▶ **RECORDED DATA**
=====

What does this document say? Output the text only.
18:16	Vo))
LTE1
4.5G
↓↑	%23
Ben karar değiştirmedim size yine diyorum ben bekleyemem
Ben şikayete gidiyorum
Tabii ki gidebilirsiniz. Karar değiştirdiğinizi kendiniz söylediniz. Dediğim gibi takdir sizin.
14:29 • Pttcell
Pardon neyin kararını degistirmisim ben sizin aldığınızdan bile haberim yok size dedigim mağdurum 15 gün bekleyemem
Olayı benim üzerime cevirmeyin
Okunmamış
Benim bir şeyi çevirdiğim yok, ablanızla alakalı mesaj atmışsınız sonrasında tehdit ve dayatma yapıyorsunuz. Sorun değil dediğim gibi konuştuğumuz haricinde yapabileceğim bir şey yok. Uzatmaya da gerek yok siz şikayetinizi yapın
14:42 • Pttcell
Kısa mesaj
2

=====

▶ **WHAT THE EXERCISE ASKS**
Give an exact repetition of all the material.

▶ **TASK RESPONSE**
What does this document say? Output the text only.
18:16	Vo))
LTE1
4.5G
↓↑	%23
Ben karar değiştirmedim size yine diyorum ben bekleyemem
Ben şikayete gidiyorum
Tabii ki gidebilirsiniz. Karar değiştirdiğinizi kendiniz söylediniz. Dediğim gibi takdir sizin.
14:29 • Pttcell
Pardon neyin kararını degistirmisim ben sizin aldığınızdan bile haberim yok size dedigim mağdurum 15 gün bekleyemem
Olayı benim üzerime cevirmeyin
Okunmamış
Benim bir şeyi çevirdiğim yok, ablanızla alakalı mesaj atmışsınız sonrasında tehdit ve dayatma yapıyorsunuz. Sorun değil dediğim gibi konuştuğumuz haricinde yapabileceğim bir şey yok. Uzatmaya da gerek yok siz şikayetinizi yapın
14:42 • Pttcell
Kısa mesaj
2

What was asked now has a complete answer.